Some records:
------------------------------------------------------------------------
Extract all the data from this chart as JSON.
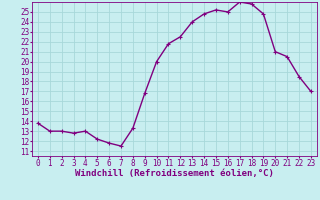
{
  "x": [
    0,
    1,
    2,
    3,
    4,
    5,
    6,
    7,
    8,
    9,
    10,
    11,
    12,
    13,
    14,
    15,
    16,
    17,
    18,
    19,
    20,
    21,
    22,
    23
  ],
  "y": [
    13.8,
    13.0,
    13.0,
    12.8,
    13.0,
    12.2,
    11.8,
    11.5,
    13.3,
    16.8,
    20.0,
    21.8,
    22.5,
    24.0,
    24.8,
    25.2,
    25.0,
    26.0,
    25.8,
    24.8,
    21.0,
    20.5,
    18.5,
    17.0
  ],
  "line_color": "#800080",
  "marker": "+",
  "bg_color": "#c8eef0",
  "grid_color": "#a8d8da",
  "xlabel": "Windchill (Refroidissement éolien,°C)",
  "xlim": [
    -0.5,
    23.5
  ],
  "ylim": [
    10.5,
    26.0
  ],
  "yticks": [
    11,
    12,
    13,
    14,
    15,
    16,
    17,
    18,
    19,
    20,
    21,
    22,
    23,
    24,
    25
  ],
  "xticks": [
    0,
    1,
    2,
    3,
    4,
    5,
    6,
    7,
    8,
    9,
    10,
    11,
    12,
    13,
    14,
    15,
    16,
    17,
    18,
    19,
    20,
    21,
    22,
    23
  ],
  "xlabel_fontsize": 6.5,
  "tick_fontsize": 5.5,
  "line_width": 1.0,
  "marker_size": 3.5
}
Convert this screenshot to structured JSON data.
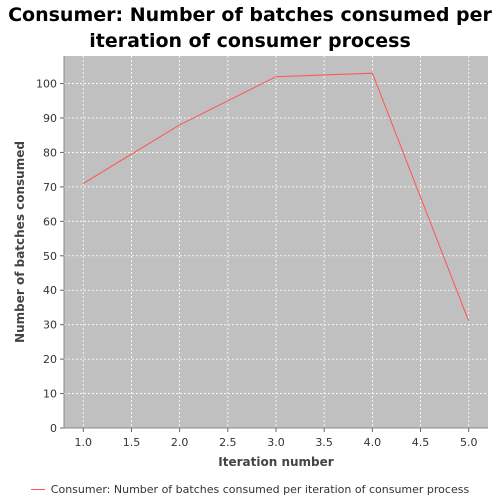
{
  "chart_data": {
    "type": "line",
    "title": "Consumer: Number of batches consumed per iteration of consumer process",
    "xlabel": "Iteration number",
    "ylabel": "Number of batches consumed",
    "xlim": [
      0.8,
      5.2
    ],
    "ylim": [
      0,
      108
    ],
    "x_ticks": [
      "1.0",
      "1.5",
      "2.0",
      "2.5",
      "3.0",
      "3.5",
      "4.0",
      "4.5",
      "5.0"
    ],
    "y_ticks": [
      "0",
      "10",
      "20",
      "30",
      "40",
      "50",
      "60",
      "70",
      "80",
      "90",
      "100"
    ],
    "x_tick_values": [
      1.0,
      1.5,
      2.0,
      2.5,
      3.0,
      3.5,
      4.0,
      4.5,
      5.0
    ],
    "y_tick_values": [
      0,
      10,
      20,
      30,
      40,
      50,
      60,
      70,
      80,
      90,
      100
    ],
    "grid": true,
    "legend_position": "bottom",
    "plot_background": "#c0c0c0",
    "series": [
      {
        "name": "Consumer: Number of batches consumed per iteration of consumer process",
        "color": "#ff5555",
        "x": [
          1,
          2,
          3,
          4,
          5
        ],
        "y": [
          71,
          88,
          102,
          103,
          31
        ]
      }
    ]
  }
}
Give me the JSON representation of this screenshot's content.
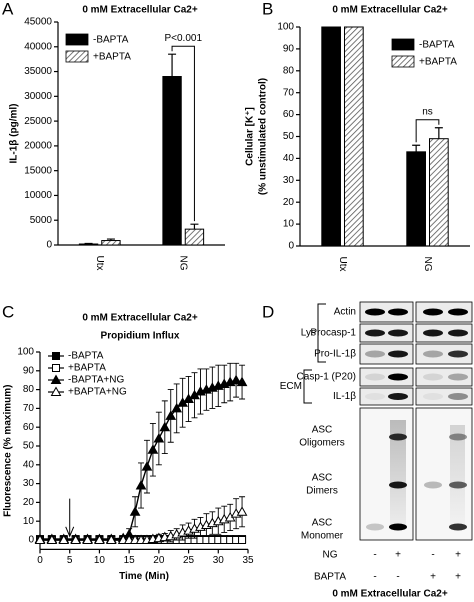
{
  "chart_data": [
    {
      "type": "bar",
      "label": "A",
      "title": "0 mM Extracellular Ca2+",
      "ylabel": [
        "IL-1β (pg/ml)"
      ],
      "categories": [
        "Utx",
        "NG"
      ],
      "series": [
        {
          "name": "-BAPTA",
          "color": "#000000",
          "hatch": false,
          "values": [
            200,
            34000
          ],
          "errors": [
            100,
            4500
          ]
        },
        {
          "name": "+BAPTA",
          "color": "#777777",
          "hatch": true,
          "values": [
            900,
            3200
          ],
          "errors": [
            300,
            1000
          ]
        }
      ],
      "ylim": [
        0,
        45000
      ],
      "yticks": [
        0,
        5000,
        10000,
        15000,
        20000,
        25000,
        30000,
        35000,
        40000,
        45000
      ],
      "legend": "upper left",
      "annotation": {
        "text": "P<0.001",
        "category": 1
      }
    },
    {
      "type": "bar",
      "label": "B",
      "title": "0 mM Extracellular Ca2+",
      "ylabel": [
        "Cellular [K⁺]",
        "(% unstimulated control)"
      ],
      "categories": [
        "Utx",
        "NG"
      ],
      "series": [
        {
          "name": "-BAPTA",
          "color": "#000000",
          "hatch": false,
          "values": [
            100,
            43
          ],
          "errors": [
            0,
            3
          ]
        },
        {
          "name": "+BAPTA",
          "color": "#777777",
          "hatch": true,
          "values": [
            100,
            49
          ],
          "errors": [
            0,
            5
          ]
        }
      ],
      "ylim": [
        0,
        100
      ],
      "yticks": [
        0,
        10,
        20,
        30,
        40,
        50,
        60,
        70,
        80,
        90,
        100
      ],
      "legend": "upper right",
      "annotation": {
        "text": "ns",
        "category": 1
      }
    },
    {
      "type": "line",
      "label": "C",
      "title": "0 mM Extracellular Ca2+",
      "subtitle": "Propidium Influx",
      "xlabel": "Time (Min)",
      "ylabel": [
        "Fluorescence (% maximum)"
      ],
      "x": [
        0,
        2,
        4,
        6,
        8,
        10,
        12,
        14,
        15,
        16,
        17,
        18,
        19,
        20,
        21,
        22,
        23,
        24,
        25,
        26,
        27,
        28,
        29,
        30,
        31,
        32,
        33,
        34
      ],
      "series": [
        {
          "name": "-BAPTA",
          "color": "#000000",
          "marker": "square",
          "filled": true,
          "values": [
            0.5,
            0.5,
            0.5,
            0.5,
            0.5,
            0.5,
            0.5,
            0.5,
            0.5,
            0.5,
            0.5,
            0.5,
            0.5,
            0.5,
            0.5,
            0.5,
            0.5,
            0.5,
            0.5,
            0.5,
            0.5,
            0.5,
            0.5,
            0.5,
            0.5,
            0.5,
            0.5,
            0.5
          ]
        },
        {
          "name": "+BAPTA",
          "color": "#000000",
          "marker": "square",
          "filled": false,
          "values": [
            0,
            0,
            0,
            0,
            0,
            0,
            0,
            0,
            0,
            0,
            0,
            0,
            0,
            0,
            0,
            0,
            0,
            0,
            0,
            0,
            0,
            0,
            0,
            0,
            0,
            0,
            0,
            0
          ]
        },
        {
          "name": "-BAPTA+NG",
          "color": "#000000",
          "marker": "triangle",
          "filled": true,
          "values": [
            0.5,
            0.5,
            0.5,
            0.5,
            0.5,
            0.5,
            0.5,
            1,
            3,
            15,
            29,
            39,
            48,
            54,
            60,
            66,
            70,
            73,
            75,
            77,
            79,
            80,
            81,
            82,
            83,
            84,
            85,
            84
          ],
          "errors": [
            1,
            1,
            1,
            1,
            1,
            1,
            1,
            1,
            3,
            8,
            12,
            14,
            14,
            14,
            14,
            14,
            13,
            13,
            12,
            12,
            12,
            11,
            11,
            11,
            10,
            10,
            9,
            9
          ]
        },
        {
          "name": "+BAPTA+NG",
          "color": "#000000",
          "marker": "triangle",
          "filled": false,
          "values": [
            0,
            0,
            0,
            0,
            0,
            0,
            0,
            0,
            0,
            0,
            0,
            0,
            0.5,
            1,
            1.5,
            2,
            3,
            4,
            5,
            6,
            7,
            8,
            9,
            10,
            11,
            12,
            14,
            15
          ],
          "errors": [
            1,
            1,
            1,
            1,
            1,
            1,
            1,
            1,
            1,
            1,
            1,
            1,
            1,
            2,
            2,
            3,
            3,
            4,
            4,
            5,
            5,
            6,
            6,
            7,
            7,
            7,
            8,
            8
          ]
        }
      ],
      "xlim": [
        0,
        35
      ],
      "xticks": [
        0,
        5,
        10,
        15,
        20,
        25,
        30,
        35
      ],
      "ylim": [
        -5,
        100
      ],
      "yticks": [
        0,
        10,
        20,
        30,
        40,
        50,
        60,
        70,
        80,
        90,
        100
      ],
      "legend": "upper left",
      "arrow_x": 5
    }
  ],
  "blot": {
    "label": "D",
    "rows": [
      "Actin",
      "Procasp-1",
      "Pro-IL-1β",
      "Casp-1 (P20)",
      "IL-1β"
    ],
    "groups": [
      "Lys",
      "ECM"
    ],
    "asc": [
      [
        "ASC",
        "Oligomers"
      ],
      [
        "ASC",
        "Dimers"
      ],
      [
        "ASC",
        "Monomer"
      ]
    ],
    "conditions": [
      {
        "name": "NG",
        "signs": [
          "-",
          "+",
          "-",
          "+"
        ]
      },
      {
        "name": "BAPTA",
        "signs": [
          "-",
          "-",
          "+",
          "+"
        ]
      }
    ],
    "caption": "0 mM Extracellular Ca2+"
  }
}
------------------------------------------------------------------------
### Task prompt:
Copy out every line of the material above that mentions the word "consumed".

### Response:
    "title": "Consumer: Number of batches consumed per iteration of consumer process",
    "ylabel": "Number of batches consumed",
        "name": "Consumer: Number of batches consumed per iteration of consumer process",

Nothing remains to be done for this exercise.